_TASK TO COMPLETE_. The entries that follow should be written out exactly.
---------- RECORDS FOR THE EXERCISE
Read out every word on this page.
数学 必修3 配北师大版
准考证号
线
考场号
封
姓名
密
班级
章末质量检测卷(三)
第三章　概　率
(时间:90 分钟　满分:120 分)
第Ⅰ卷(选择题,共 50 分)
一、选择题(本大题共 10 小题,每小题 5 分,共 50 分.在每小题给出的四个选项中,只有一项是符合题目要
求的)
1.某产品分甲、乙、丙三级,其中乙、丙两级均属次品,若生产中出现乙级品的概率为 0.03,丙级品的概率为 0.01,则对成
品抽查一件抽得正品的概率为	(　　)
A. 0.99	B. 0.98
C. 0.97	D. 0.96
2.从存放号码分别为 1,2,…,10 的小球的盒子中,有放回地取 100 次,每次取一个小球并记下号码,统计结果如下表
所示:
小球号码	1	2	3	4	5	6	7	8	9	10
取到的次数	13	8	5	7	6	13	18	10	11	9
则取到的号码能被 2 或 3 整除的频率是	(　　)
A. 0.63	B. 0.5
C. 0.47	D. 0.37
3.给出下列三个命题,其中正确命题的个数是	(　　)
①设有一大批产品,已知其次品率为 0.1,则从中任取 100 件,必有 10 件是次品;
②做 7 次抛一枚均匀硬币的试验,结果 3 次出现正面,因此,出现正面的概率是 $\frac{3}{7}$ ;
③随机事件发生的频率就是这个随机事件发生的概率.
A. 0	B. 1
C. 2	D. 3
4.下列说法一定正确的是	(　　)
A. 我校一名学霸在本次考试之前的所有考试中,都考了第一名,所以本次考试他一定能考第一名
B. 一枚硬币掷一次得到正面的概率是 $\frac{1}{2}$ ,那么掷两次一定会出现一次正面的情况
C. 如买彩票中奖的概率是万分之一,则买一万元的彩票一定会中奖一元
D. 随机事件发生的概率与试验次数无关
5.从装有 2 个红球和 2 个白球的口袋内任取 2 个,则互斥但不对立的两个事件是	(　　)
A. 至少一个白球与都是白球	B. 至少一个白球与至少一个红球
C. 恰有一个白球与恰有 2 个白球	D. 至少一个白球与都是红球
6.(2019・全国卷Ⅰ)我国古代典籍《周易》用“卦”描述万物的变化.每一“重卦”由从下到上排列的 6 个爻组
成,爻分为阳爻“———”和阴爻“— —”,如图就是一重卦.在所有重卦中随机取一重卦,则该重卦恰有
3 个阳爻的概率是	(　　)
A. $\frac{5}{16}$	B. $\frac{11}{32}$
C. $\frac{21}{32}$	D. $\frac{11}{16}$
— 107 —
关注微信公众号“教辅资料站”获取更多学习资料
--------------------
_FULL SOLUTION_.
Read out every word on this page.
数学 必修3 配北师大版
准考证号
线
考场号
封
姓名
密
班级
章末质量检测卷(三)
第三章　概　率
(时间:90 分钟　满分:120 分)
第Ⅰ卷(选择题,共 50 分)
一、选择题(本大题共 10 小题,每小题 5 分,共 50 分.在每小题给出的四个选项中,只有一项是符合题目要
求的)
1.某产品分甲、乙、丙三级,其中乙、丙两级均属次品,若生产中出现乙级品的概率为 0.03,丙级品的概率为 0.01,则对成
品抽查一件抽得正品的概率为	(　　)
A. 0.99	B. 0.98
C. 0.97	D. 0.96
2.从存放号码分别为 1,2,…,10 的小球的盒子中,有放回地取 100 次,每次取一个小球并记下号码,统计结果如下表
所示:
小球号码	1	2	3	4	5	6	7	8	9	10
取到的次数	13	8	5	7	6	13	18	10	11	9
则取到的号码能被 2 或 3 整除的频率是	(　　)
A. 0.63	B. 0.5
C. 0.47	D. 0.37
3.给出下列三个命题,其中正确命题的个数是	(　　)
①设有一大批产品,已知其次品率为 0.1,则从中任取 100 件,必有 10 件是次品;
②做 7 次抛一枚均匀硬币的试验,结果 3 次出现正面,因此,出现正面的概率是 $\frac{3}{7}$ ;
③随机事件发生的频率就是这个随机事件发生的概率.
A. 0	B. 1
C. 2	D. 3
4.下列说法一定正确的是	(　　)
A. 我校一名学霸在本次考试之前的所有考试中,都考了第一名,所以本次考试他一定能考第一名
B. 一枚硬币掷一次得到正面的概率是 $\frac{1}{2}$ ,那么掷两次一定会出现一次正面的情况
C. 如买彩票中奖的概率是万分之一,则买一万元的彩票一定会中奖一元
D. 随机事件发生的概率与试验次数无关
5.从装有 2 个红球和 2 个白球的口袋内任取 2 个,则互斥但不对立的两个事件是	(　　)
A. 至少一个白球与都是白球	B. 至少一个白球与至少一个红球
C. 恰有一个白球与恰有 2 个白球	D. 至少一个白球与都是红球
6.(2019・全国卷Ⅰ)我国古代典籍《周易》用“卦”描述万物的变化.每一“重卦”由从下到上排列的 6 个爻组
成,爻分为阳爻“———”和阴爻“— —”,如图就是一重卦.在所有重卦中随机取一重卦,则该重卦恰有
3 个阳爻的概率是	(　　)
A. $\frac{5}{16}$	B. $\frac{11}{32}$
C. $\frac{21}{32}$	D. $\frac{11}{16}$
— 107 —
关注微信公众号“教辅资料站”获取更多学习资料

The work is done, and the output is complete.